____ Data for this task

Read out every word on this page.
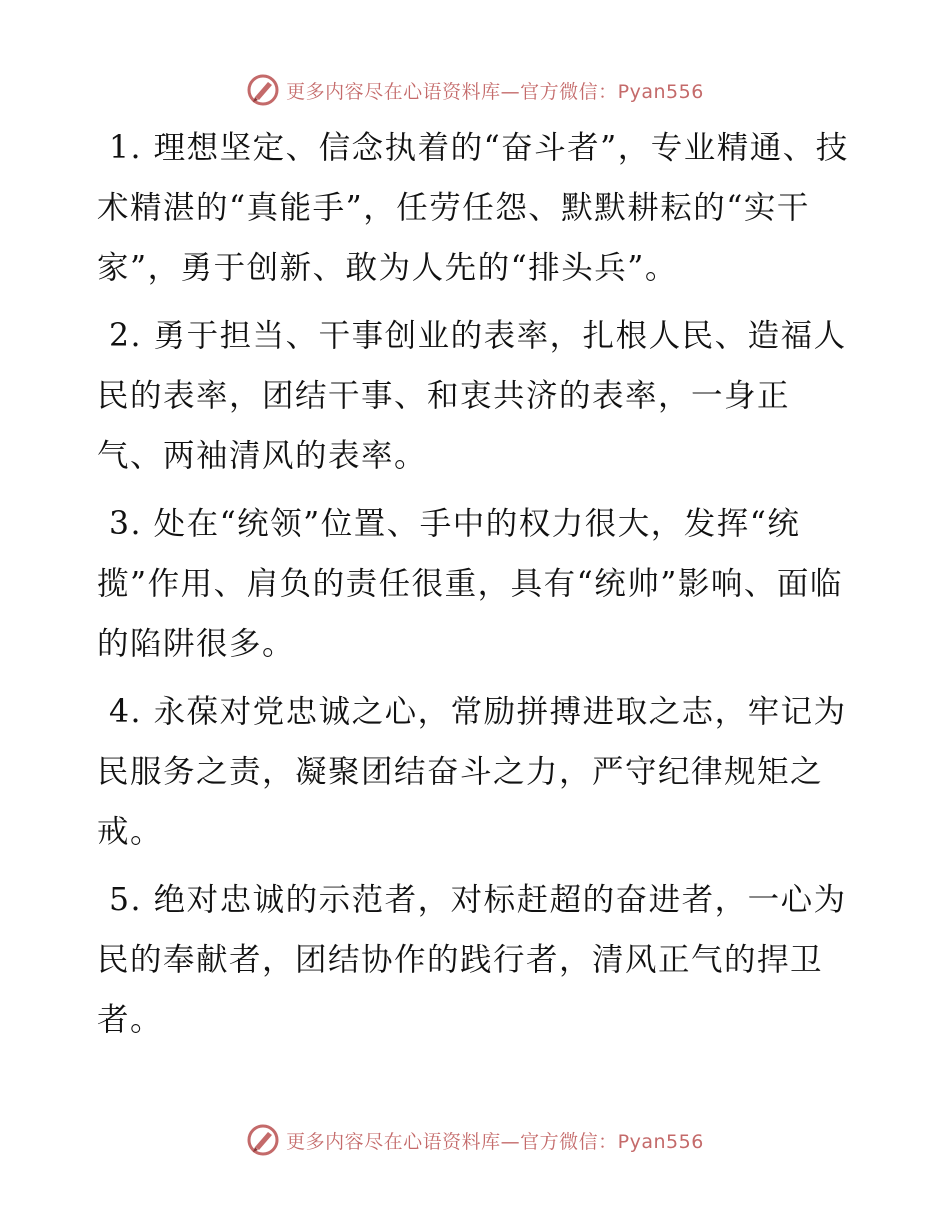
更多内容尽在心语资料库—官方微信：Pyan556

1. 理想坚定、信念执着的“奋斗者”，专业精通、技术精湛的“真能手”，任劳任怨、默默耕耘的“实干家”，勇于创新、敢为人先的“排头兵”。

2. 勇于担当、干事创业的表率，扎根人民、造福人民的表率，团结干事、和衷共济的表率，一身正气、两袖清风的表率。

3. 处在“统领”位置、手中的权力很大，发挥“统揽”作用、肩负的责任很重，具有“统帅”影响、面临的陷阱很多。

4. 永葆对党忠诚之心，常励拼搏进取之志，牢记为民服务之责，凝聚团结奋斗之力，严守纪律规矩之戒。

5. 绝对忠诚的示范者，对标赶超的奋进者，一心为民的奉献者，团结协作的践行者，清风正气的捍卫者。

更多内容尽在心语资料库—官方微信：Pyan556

________
____ Data for this task

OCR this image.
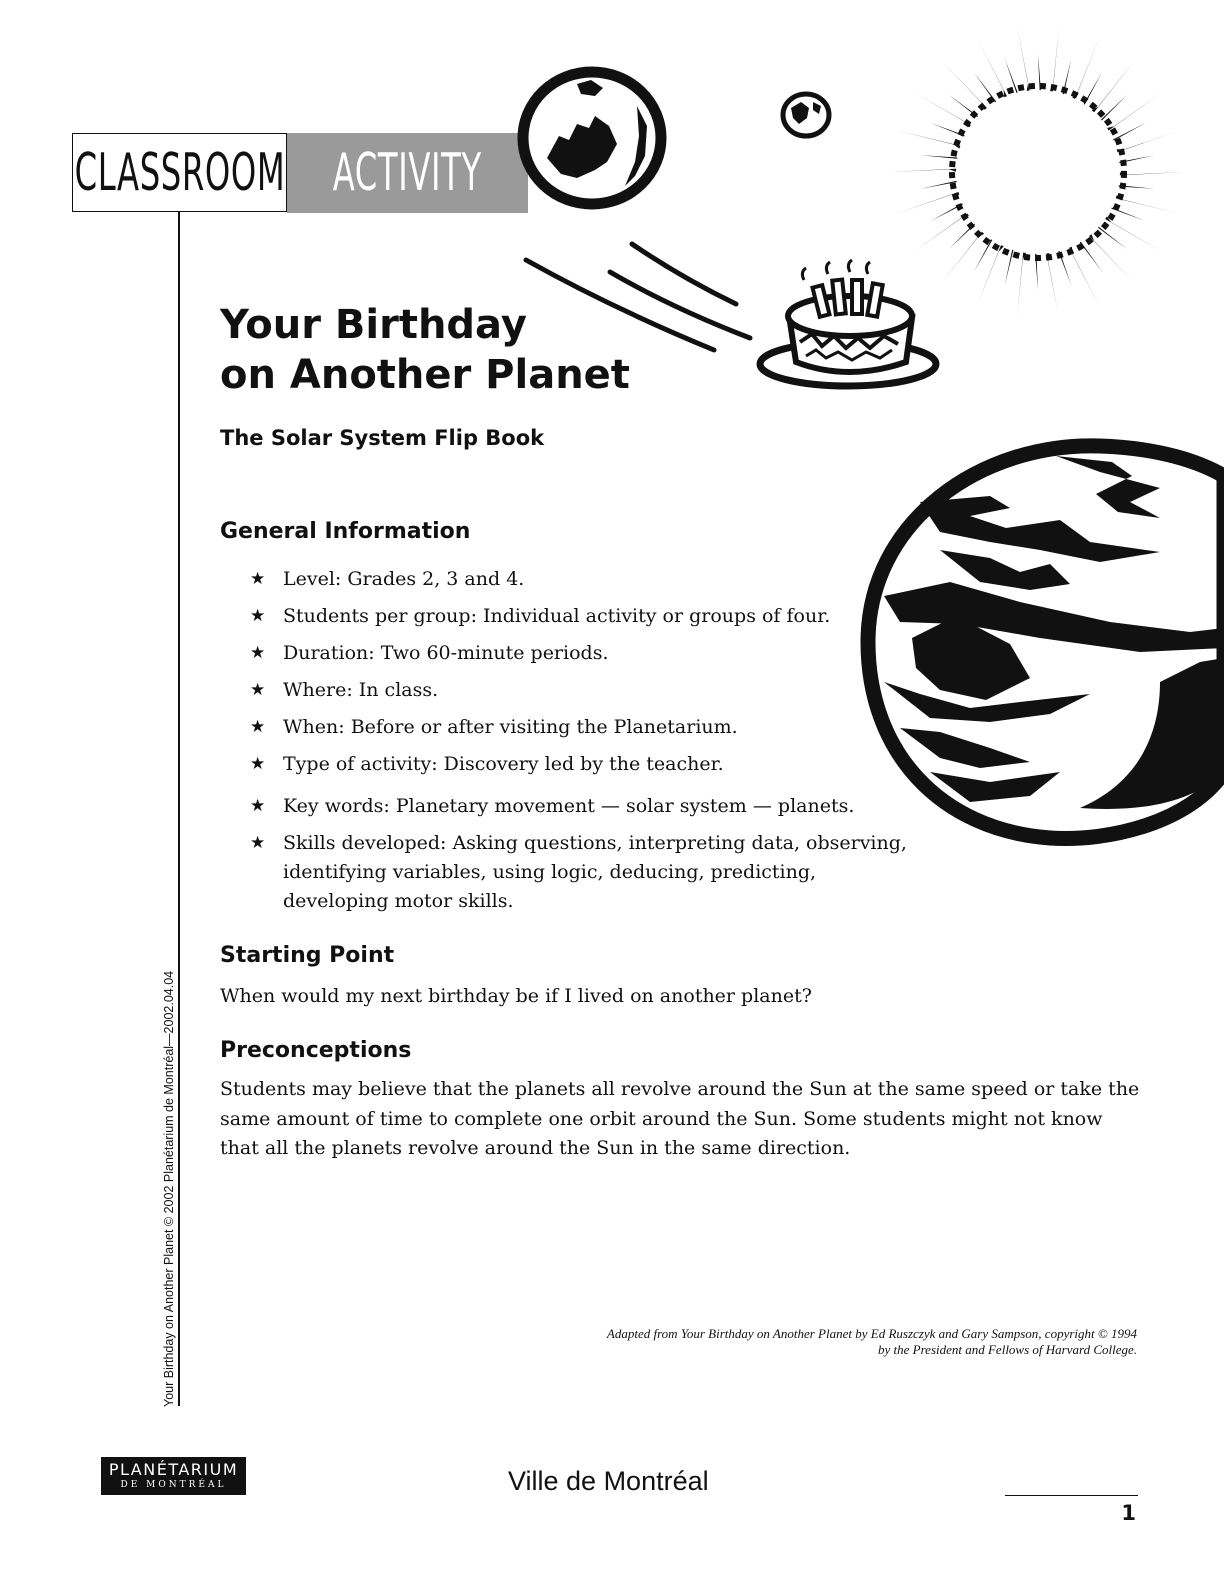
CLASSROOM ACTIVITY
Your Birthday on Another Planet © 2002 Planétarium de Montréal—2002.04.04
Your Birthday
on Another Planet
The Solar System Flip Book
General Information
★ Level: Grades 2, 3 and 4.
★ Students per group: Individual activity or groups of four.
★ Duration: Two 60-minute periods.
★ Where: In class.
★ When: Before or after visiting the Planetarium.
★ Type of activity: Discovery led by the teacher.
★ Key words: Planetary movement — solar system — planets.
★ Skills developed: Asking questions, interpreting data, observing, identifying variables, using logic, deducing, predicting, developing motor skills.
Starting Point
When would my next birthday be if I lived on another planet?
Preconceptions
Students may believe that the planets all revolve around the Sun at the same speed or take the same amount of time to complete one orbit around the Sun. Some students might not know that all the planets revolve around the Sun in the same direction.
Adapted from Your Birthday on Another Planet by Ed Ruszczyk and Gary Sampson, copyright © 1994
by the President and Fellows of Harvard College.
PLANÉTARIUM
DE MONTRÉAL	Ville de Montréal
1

________

# [Request]
Go through the records and gather the lines that hold "planets".

# [Exercise result]
★ Key words: Planetary movement — solar system — planets.
Students may believe that the planets all revolve around the Sun at the same speed or take the same amount of time to complete one orbit around the Sun. Some students might not know that all the planets revolve around the Sun in the same direction.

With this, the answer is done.